Task =>
Track down the lines that contain "error" and copy them.
───── Rows
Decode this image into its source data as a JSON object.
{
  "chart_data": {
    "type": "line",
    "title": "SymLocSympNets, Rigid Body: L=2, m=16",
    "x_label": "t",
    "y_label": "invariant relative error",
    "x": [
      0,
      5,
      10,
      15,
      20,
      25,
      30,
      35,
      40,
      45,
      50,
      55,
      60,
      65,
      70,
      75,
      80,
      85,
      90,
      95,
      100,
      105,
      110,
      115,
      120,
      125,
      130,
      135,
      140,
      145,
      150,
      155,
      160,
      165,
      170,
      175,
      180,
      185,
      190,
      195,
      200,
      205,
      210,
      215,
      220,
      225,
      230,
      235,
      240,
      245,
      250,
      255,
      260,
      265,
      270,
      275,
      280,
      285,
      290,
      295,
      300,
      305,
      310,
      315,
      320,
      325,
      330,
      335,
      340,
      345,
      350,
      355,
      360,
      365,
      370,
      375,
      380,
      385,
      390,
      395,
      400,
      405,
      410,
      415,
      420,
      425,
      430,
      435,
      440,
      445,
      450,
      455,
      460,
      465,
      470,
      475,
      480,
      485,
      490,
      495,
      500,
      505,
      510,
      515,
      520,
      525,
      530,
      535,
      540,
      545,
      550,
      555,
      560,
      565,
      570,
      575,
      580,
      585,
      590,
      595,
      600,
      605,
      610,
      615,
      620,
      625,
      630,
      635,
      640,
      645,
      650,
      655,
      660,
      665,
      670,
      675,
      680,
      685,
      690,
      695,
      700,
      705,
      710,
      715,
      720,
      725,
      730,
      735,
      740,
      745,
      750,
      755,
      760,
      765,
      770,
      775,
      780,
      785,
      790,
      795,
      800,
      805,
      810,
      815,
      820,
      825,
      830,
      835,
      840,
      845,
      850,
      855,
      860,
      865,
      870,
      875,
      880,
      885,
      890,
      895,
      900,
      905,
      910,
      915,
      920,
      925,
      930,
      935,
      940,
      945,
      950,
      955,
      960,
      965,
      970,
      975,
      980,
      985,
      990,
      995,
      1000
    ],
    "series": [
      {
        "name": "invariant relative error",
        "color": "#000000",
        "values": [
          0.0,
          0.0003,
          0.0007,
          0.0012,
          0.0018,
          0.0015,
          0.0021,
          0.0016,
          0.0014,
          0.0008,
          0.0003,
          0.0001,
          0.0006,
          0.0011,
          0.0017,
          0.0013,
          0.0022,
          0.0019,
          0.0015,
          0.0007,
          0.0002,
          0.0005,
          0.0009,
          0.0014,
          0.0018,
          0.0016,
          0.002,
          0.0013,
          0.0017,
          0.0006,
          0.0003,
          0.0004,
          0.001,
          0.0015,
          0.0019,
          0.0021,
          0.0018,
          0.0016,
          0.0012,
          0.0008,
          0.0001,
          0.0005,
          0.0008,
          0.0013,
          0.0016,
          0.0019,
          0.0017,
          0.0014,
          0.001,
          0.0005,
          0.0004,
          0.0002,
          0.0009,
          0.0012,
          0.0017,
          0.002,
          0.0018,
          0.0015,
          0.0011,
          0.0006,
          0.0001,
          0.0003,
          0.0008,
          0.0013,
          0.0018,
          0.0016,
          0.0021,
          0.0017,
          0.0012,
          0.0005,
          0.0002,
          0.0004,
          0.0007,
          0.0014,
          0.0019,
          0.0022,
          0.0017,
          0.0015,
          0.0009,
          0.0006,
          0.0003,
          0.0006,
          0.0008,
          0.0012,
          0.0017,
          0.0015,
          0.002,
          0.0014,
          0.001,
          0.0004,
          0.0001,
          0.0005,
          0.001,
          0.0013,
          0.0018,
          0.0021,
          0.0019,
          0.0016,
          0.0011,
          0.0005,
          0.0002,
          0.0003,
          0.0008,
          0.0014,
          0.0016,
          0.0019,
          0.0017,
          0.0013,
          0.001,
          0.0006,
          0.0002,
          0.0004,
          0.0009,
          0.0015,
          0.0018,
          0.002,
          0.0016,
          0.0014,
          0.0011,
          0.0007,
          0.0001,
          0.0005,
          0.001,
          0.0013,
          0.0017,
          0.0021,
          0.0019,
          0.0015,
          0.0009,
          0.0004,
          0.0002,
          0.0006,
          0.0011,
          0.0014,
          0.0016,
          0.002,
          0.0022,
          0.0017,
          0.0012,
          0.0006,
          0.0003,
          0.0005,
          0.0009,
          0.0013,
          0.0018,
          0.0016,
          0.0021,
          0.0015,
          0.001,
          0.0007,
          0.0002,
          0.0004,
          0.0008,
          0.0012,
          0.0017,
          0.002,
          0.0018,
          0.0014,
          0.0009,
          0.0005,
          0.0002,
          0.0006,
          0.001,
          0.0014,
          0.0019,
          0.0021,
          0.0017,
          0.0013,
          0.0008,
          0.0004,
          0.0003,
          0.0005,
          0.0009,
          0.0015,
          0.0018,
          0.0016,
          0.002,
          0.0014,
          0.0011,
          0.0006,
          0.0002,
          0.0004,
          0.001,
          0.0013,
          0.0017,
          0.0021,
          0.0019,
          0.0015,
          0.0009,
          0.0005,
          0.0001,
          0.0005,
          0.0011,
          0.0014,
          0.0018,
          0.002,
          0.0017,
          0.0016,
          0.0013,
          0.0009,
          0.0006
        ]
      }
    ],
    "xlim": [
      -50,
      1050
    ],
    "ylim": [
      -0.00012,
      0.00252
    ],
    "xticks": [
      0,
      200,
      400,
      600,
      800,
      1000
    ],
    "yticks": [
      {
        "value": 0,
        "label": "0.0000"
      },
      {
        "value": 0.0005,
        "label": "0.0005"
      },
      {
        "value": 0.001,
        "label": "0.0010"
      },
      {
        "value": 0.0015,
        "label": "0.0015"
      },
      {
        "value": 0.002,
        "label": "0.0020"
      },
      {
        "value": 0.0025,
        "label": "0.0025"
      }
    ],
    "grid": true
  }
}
──────────
Finished answer =>
    "y_label": "invariant relative error",
        "name": "invariant relative error",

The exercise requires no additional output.